- Directions for this task:
Could you write out every entry exactly as it stands?

- Input for this task:
◆ ◆ ◆ ◆

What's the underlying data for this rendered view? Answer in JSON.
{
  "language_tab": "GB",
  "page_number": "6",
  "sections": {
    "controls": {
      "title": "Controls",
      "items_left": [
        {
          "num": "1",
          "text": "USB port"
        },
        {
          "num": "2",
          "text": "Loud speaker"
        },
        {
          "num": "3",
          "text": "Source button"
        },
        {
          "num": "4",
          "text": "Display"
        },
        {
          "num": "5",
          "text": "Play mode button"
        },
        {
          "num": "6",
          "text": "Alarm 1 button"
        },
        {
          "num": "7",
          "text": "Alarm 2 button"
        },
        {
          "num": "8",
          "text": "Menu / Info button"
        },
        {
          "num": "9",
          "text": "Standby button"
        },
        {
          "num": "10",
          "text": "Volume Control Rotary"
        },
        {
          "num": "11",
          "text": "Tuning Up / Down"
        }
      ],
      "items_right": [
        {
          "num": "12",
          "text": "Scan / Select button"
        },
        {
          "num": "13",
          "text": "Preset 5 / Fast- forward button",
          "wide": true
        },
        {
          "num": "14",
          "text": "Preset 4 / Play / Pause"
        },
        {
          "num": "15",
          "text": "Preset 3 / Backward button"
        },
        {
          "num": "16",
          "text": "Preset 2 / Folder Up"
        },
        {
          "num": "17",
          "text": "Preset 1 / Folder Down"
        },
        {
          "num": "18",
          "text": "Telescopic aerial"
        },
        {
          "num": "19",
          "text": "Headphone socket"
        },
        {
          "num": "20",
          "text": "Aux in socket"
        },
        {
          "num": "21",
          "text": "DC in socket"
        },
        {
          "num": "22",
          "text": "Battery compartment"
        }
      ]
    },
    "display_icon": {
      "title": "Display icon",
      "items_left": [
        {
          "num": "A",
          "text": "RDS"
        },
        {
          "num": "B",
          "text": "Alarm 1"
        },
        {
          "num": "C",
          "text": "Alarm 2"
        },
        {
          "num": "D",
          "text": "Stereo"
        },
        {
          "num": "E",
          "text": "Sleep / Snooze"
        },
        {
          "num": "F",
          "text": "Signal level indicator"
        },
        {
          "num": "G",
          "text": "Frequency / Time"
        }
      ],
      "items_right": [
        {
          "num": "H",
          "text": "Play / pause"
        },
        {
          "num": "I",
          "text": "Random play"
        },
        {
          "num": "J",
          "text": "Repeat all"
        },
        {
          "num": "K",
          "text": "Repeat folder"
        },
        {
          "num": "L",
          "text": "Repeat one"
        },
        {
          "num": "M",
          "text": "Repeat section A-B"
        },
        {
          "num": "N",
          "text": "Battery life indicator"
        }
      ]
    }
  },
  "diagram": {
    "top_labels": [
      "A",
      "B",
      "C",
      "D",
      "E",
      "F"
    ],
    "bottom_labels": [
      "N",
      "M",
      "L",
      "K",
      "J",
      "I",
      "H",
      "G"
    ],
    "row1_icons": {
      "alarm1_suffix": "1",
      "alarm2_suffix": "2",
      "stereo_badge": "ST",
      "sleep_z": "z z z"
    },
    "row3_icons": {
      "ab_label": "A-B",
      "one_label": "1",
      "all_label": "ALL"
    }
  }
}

◆ ◆ ◆ ◆

- Exercise answer:
What's the underlying data for this rendered view? Answer in JSON.
{
  "language_tab": "GB",
  "page_number": "6",
  "sections": {
    "controls": {
      "title": "Controls",
      "items_left": [
        {
          "num": "1",
          "text": "USB port"
        },
        {
          "num": "2",
          "text": "Loud speaker"
        },
        {
          "num": "3",
          "text": "Source button"
        },
        {
          "num": "4",
          "text": "Display"
        },
        {
          "num": "5",
          "text": "Play mode button"
        },
        {
          "num": "6",
          "text": "Alarm 1 button"
        },
        {
          "num": "7",
          "text": "Alarm 2 button"
        },
        {
          "num": "8",
          "text": "Menu / Info button"
        },
        {
          "num": "9",
          "text": "Standby button"
        },
        {
          "num": "10",
          "text": "Volume Control Rotary"
        },
        {
          "num": "11",
          "text": "Tuning Up / Down"
        }
      ],
      "items_right": [
        {
          "num": "12",
          "text": "Scan / Select button"
        },
        {
          "num": "13",
          "text": "Preset 5 / Fast- forward button",
          "wide": true
        },
        {
          "num": "14",
          "text": "Preset 4 / Play / Pause"
        },
        {
          "num": "15",
          "text": "Preset 3 / Backward button"
        },
        {
          "num": "16",
          "text": "Preset 2 / Folder Up"
        },
        {
          "num": "17",
          "text": "Preset 1 / Folder Down"
        },
        {
          "num": "18",
          "text": "Telescopic aerial"
        },
        {
          "num": "19",
          "text": "Headphone socket"
        },
        {
          "num": "20",
          "text": "Aux in socket"
        },
        {
          "num": "21",
          "text": "DC in socket"
        },
        {
          "num": "22",
          "text": "Battery compartment"
        }
      ]
    },
    "display_icon": {
      "title": "Display icon",
      "items_left": [
        {
          "num": "A",
          "text": "RDS"
        },
        {
          "num": "B",
          "text": "Alarm 1"
        },
        {
          "num": "C",
          "text": "Alarm 2"
        },
        {
          "num": "D",
          "text": "Stereo"
        },
        {
          "num": "E",
          "text": "Sleep / Snooze"
        },
        {
          "num": "F",
          "text": "Signal level indicator"
        },
        {
          "num": "G",
          "text": "Frequency / Time"
        }
      ],
      "items_right": [
        {
          "num": "H",
          "text": "Play / pause"
        },
        {
          "num": "I",
          "text": "Random play"
        },
        {
          "num": "J",
          "text": "Repeat all"
        },
        {
          "num": "K",
          "text": "Repeat folder"
        },
        {
          "num": "L",
          "text": "Repeat one"
        },
        {
          "num": "M",
          "text": "Repeat section A-B"
        },
        {
          "num": "N",
          "text": "Battery life indicator"
        }
      ]
    }
  },
  "diagram": {
    "top_labels": [
      "A",
      "B",
      "C",
      "D",
      "E",
      "F"
    ],
    "bottom_labels": [
      "N",
      "M",
      "L",
      "K",
      "J",
      "I",
      "H",
      "G"
    ],
    "row1_icons": {
      "alarm1_suffix": "1",
      "alarm2_suffix": "2",
      "stereo_badge": "ST",
      "sleep_z": "z z z"
    },
    "row3_icons": {
      "ab_label": "A-B",
      "one_label": "1",
      "all_label": "ALL"
    }
  }
}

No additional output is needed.